======== Material to process

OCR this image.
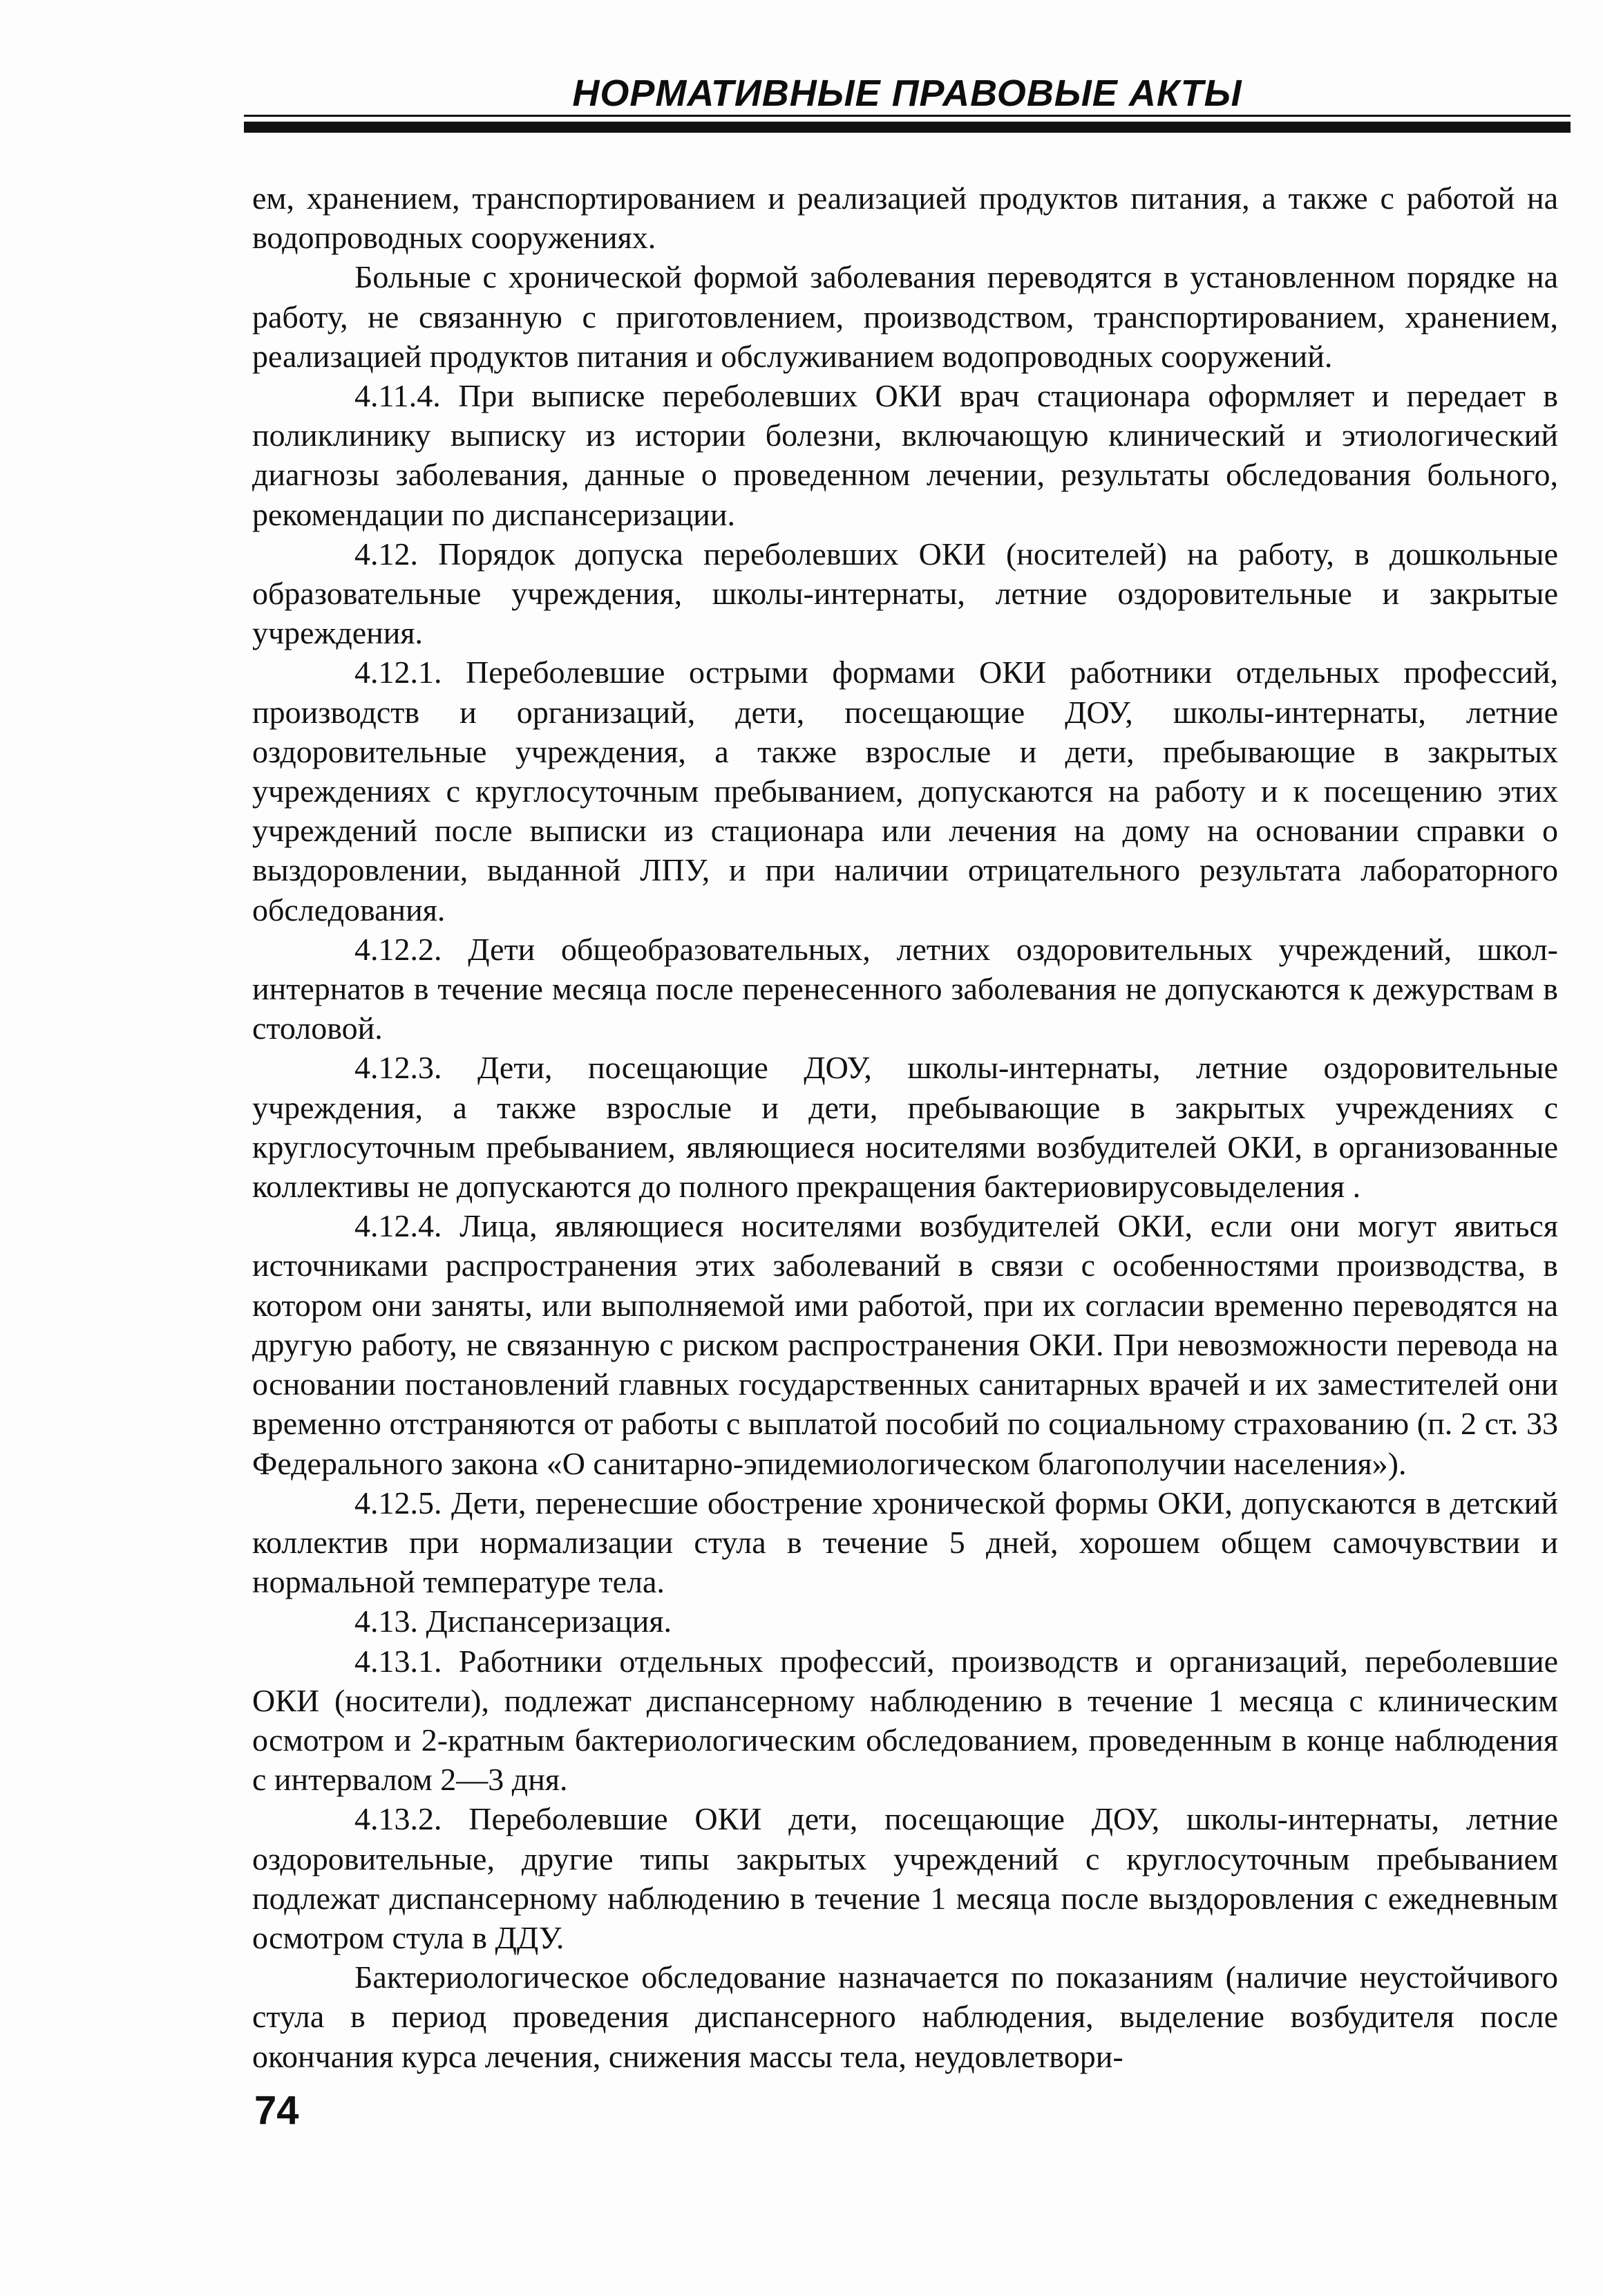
НОРМАТИВНЫЕ ПРАВОВЫЕ АКТЫ

ем, хранением, транспортированием и реализацией продуктов питания, а также с работой на водопроводных сооружениях.

Больные с хронической формой заболевания переводятся в установленном порядке на работу, не связанную с приготовлением, производством, транспортированием, хранением, реализацией продуктов питания и обслуживанием водопроводных сооружений.

4.11.4. При выписке переболевших ОКИ врач стационара оформляет и передает в поликлинику выписку из истории болезни, включающую клинический и этиологический диагнозы заболевания, данные о проведенном лечении, результаты обследования больного, рекомендации по диспансеризации.

4.12. Порядок допуска переболевших ОКИ (носителей) на работу, в дошкольные образовательные учреждения, школы-интернаты, летние оздоровительные и закрытые учреждения.

4.12.1. Переболевшие острыми формами ОКИ работники отдельных профессий, производств и организаций, дети, посещающие ДОУ, школы-интернаты, летние оздоровительные учреждения, а также взрослые и дети, пребывающие в закрытых учреждениях с круглосуточным пребыванием, допускаются на работу и к посещению этих учреждений после выписки из стационара или лечения на дому на основании справки о выздоровлении, выданной ЛПУ, и при наличии отрицательного результата лабораторного обследования.

4.12.2. Дети общеобразовательных, летних оздоровительных учреждений, школ-интернатов в течение месяца после перенесенного заболевания не допускаются к дежурствам в столовой.

4.12.3. Дети, посещающие ДОУ, школы-интернаты, летние оздоровительные учреждения, а также взрослые и дети, пребывающие в закрытых учреждениях с круглосуточным пребыванием, являющиеся носителями возбудителей ОКИ, в организованные коллективы не допускаются до полного прекращения бактериовирусовыделения .

4.12.4. Лица, являющиеся носителями возбудителей ОКИ, если они могут явиться источниками распространения этих заболеваний в связи с особенностями производства, в котором они заняты, или выполняемой ими работой, при их согласии временно переводятся на другую работу, не связанную с риском распространения ОКИ. При невозможности перевода на основании постановлений главных государственных санитарных врачей и их заместителей они временно отстраняются от работы с выплатой пособий по социальному страхованию (п. 2 ст. 33 Федерального закона «О санитарно-эпидемиологическом благополучии населения»).

4.12.5. Дети, перенесшие обострение хронической формы ОКИ, допускаются в детский коллектив при нормализации стула в течение 5 дней, хорошем общем самочувствии и нормальной температуре тела.

4.13. Диспансеризация.

4.13.1. Работники отдельных профессий, производств и организаций, переболевшие ОКИ (носители), подлежат диспансерному наблюдению в течение 1 месяца с клиническим осмотром и 2-кратным бактериологическим обследованием, проведенным в конце наблюдения с интервалом 2—3 дня.

4.13.2. Переболевшие ОКИ дети, посещающие ДОУ, школы-интернаты, летние оздоровительные, другие типы закрытых учреждений с круглосуточным пребыванием подлежат диспансерному наблюдению в течение 1 месяца после выздоровления с ежедневным осмотром стула в ДДУ.

Бактериологическое обследование назначается по показаниям (наличие неустойчивого стула в период проведения диспансерного наблюдения, выделение возбудителя после окончания курса лечения, снижения массы тела, неудовлетвори-

74
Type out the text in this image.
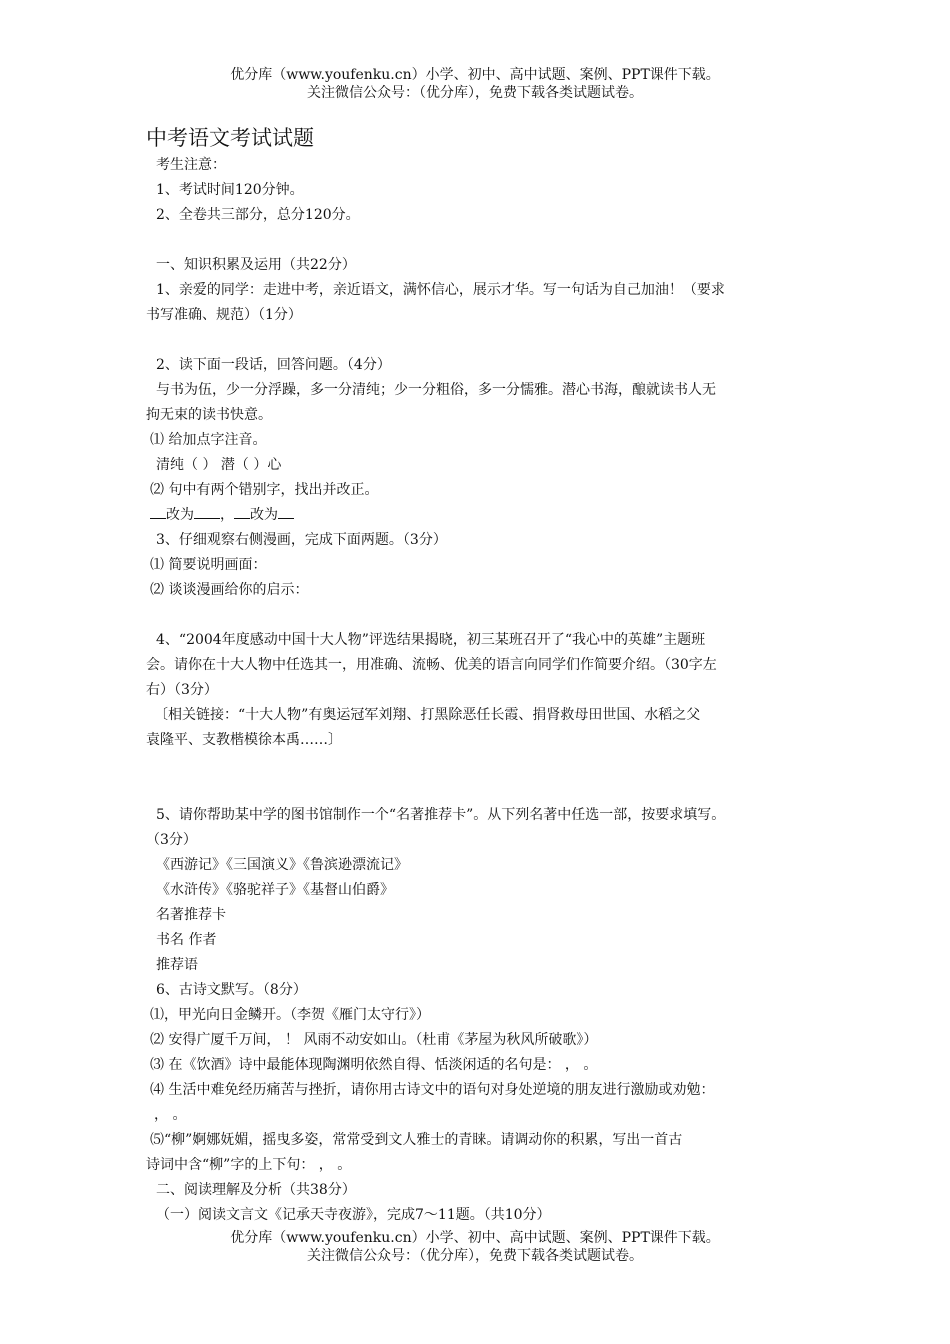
优分库（www.youfenku.cn）小学、初中、高中试题、案例、PPT课件下载。
关注微信公众号：（优分库），免费下载各类试题试卷。
中考语文考试试题
考生注意：
1、考试时间120分钟。
2、全卷共三部分，总分120分。
一、知识积累及运用（共22分）
1、亲爱的同学：走进中考，亲近语文，满怀信心，展示才华。写一句话为自己加油！（要求
书写准确、规范）（1分）
2、读下面一段话，回答问题。（4分）
与书为伍，少一分浮躁，多一分清纯；少一分粗俗，多一分懦雅。潜心书海，酿就读书人无
拘无束的读书快意。
⑴ 给加点字注音。
清纯（ ） 潜（ ）心
⑵ 句中有两个错别字，找出并改正。
改为 ， 改为
3、仔细观察右侧漫画，完成下面两题。（3分）
⑴ 简要说明画面：
⑵ 谈谈漫画给你的启示：
4、“2004年度感动中国十大人物”评选结果揭晓，初三某班召开了“我心中的英雄”主题班
会。请你在十大人物中任选其一，用准确、流畅、优美的语言向同学们作简要介绍。（30字左
右）（3分）
〔相关链接：“十大人物”有奥运冠军刘翔、打黑除恶任长霞、捐肾救母田世国、水稻之父
袁隆平、支教楷模徐本禹……〕
5、请你帮助某中学的图书馆制作一个“名著推荐卡”。从下列名著中任选一部，按要求填写。
（3分）
《西游记》《三国演义》《鲁滨逊漂流记》
《水浒传》《骆驼祥子》《基督山伯爵》
名著推荐卡
书名 作者
推荐语
6、古诗文默写。（8分）
⑴，甲光向日金鳞开。（李贺《雁门太守行》）
⑵ 安得广厦千万间， ！ 风雨不动安如山。（杜甫《茅屋为秋风所破歌》）
⑶ 在《饮酒》诗中最能体现陶渊明依然自得、恬淡闲适的名句是： ， 。
⑷ 生活中难免经历痛苦与挫折，请你用古诗文中的语句对身处逆境的朋友进行激励或劝勉：
， 。
⑸“柳”婀娜妩媚，摇曳多姿，常常受到文人雅士的青睐。请调动你的积累，写出一首古
诗词中含“柳”字的上下句： ， 。
二、阅读理解及分析（共38分）
（一）阅读文言文《记承天寺夜游》，完成7～11题。（共10分）
优分库（www.youfenku.cn）小学、初中、高中试题、案例、PPT课件下载。
关注微信公众号：（优分库），免费下载各类试题试卷。
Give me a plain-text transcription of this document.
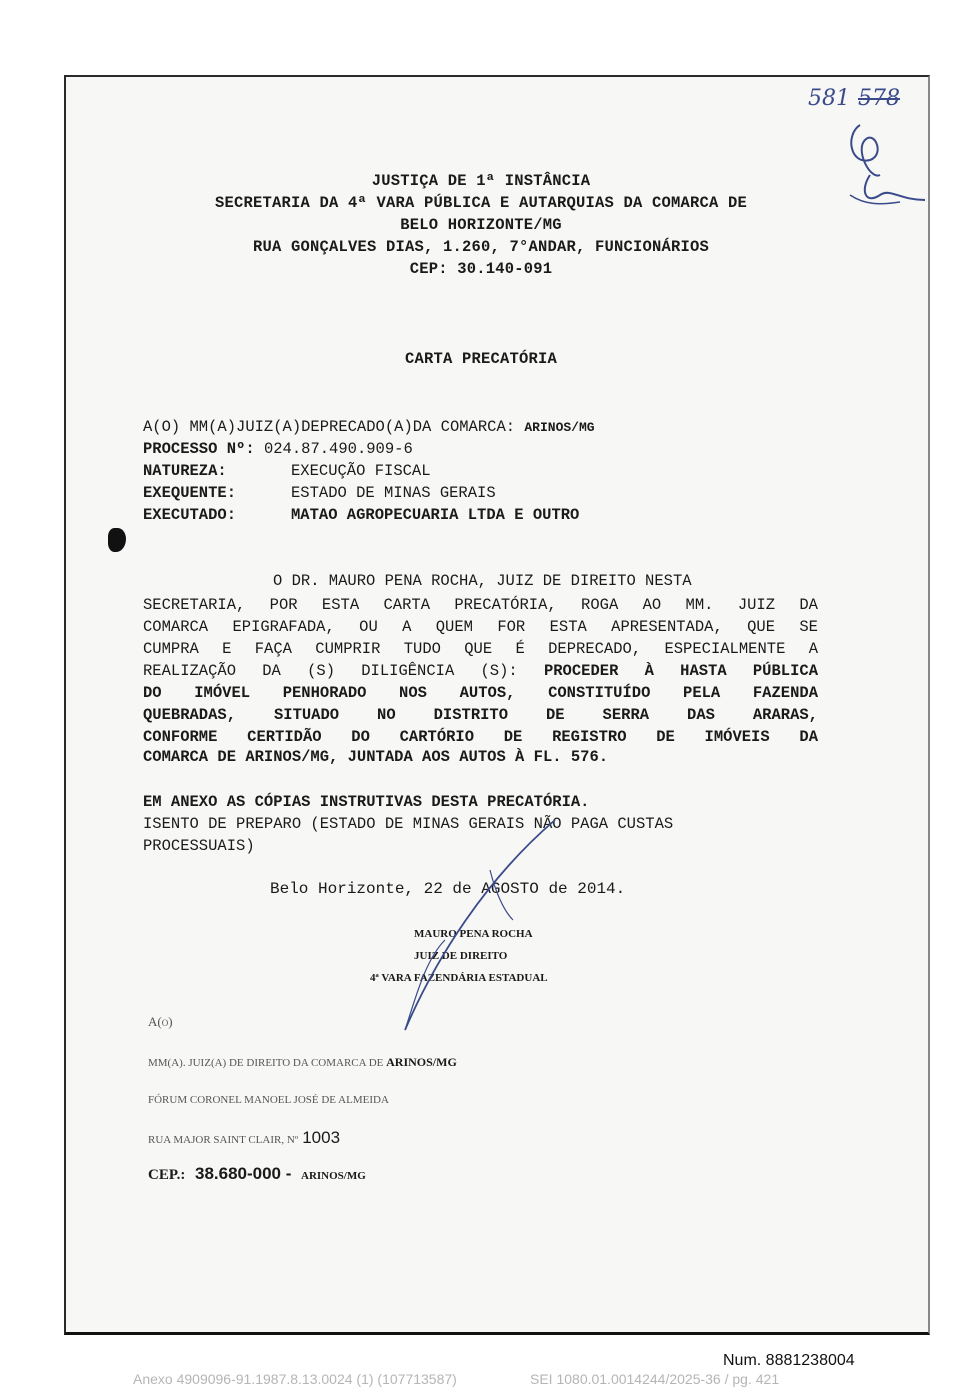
581 578
JUSTIÇA DE 1ª INSTÂNCIA
SECRETARIA DA 4ª VARA PÚBLICA E AUTARQUIAS DA COMARCA DE
BELO HORIZONTE/MG
RUA GONÇALVES DIAS, 1.260, 7°ANDAR, FUNCIONÁRIOS
CEP: 30.140-091
CARTA PRECATÓRIA
A(O) MM(A)JUIZ(A)DEPRECADO(A)DA COMARCA: ARINOS/MG
PROCESSO Nº: 024.87.490.909-6
NATUREZA:	EXECUÇÃO FISCAL
EXEQUENTE:	ESTADO DE MINAS GERAIS
EXECUTADO:	MATAO AGROPECUARIA LTDA E OUTRO
O DR. MAURO PENA ROCHA, JUIZ DE DIREITO NESTA
SECRETARIA, POR ESTA CARTA PRECATÓRIA, ROGA AO MM. JUIZ DA
COMARCA EPIGRAFADA, OU A QUEM FOR ESTA APRESENTADA, QUE SE
CUMPRA E FAÇA CUMPRIR TUDO QUE É DEPRECADO, ESPECIALMENTE A
REALIZAÇÃO DA (S) DILIGÊNCIA (S): PROCEDER À HASTA PÚBLICA
DO IMÓVEL PENHORADO NOS AUTOS, CONSTITUÍDO PELA FAZENDA
QUEBRADAS, SITUADO NO DISTRITO DE SERRA DAS ARARAS,
CONFORME CERTIDÃO DO CARTÓRIO DE REGISTRO DE IMÓVEIS DA
COMARCA DE ARINOS/MG, JUNTADA AOS AUTOS À FL. 576.
EM ANEXO AS CÓPIAS INSTRUTIVAS DESTA PRECATÓRIA.
ISENTO DE PREPARO (ESTADO DE MINAS GERAIS NÃO PAGA CUSTAS
PROCESSUAIS)
Belo Horizonte, 22 de AGOSTO de 2014.
MAURO PENA ROCHA
JUIZ DE DIREITO
4ª VARA FAZENDÁRIA ESTADUAL
A(o)
MM(A). JUIZ(A) DE DIREITO DA COMARCA DE ARINOS/MG
FÓRUM CORONEL MANOEL JOSÉ DE ALMEIDA
RUA MAJOR SAINT CLAIR, Nº 1003
CEP.: 38.680-000 - ARINOS/MG
Num. 8881238004
Anexo 4909096-91.1987.8.13.0024 (1) (107713587)	SEI 1080.01.0014244/2025-36 / pg. 421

================

Exercise aim: Across the material above, how many lines include the string "PENA"? Only the number is wanted.

Response to the task: 2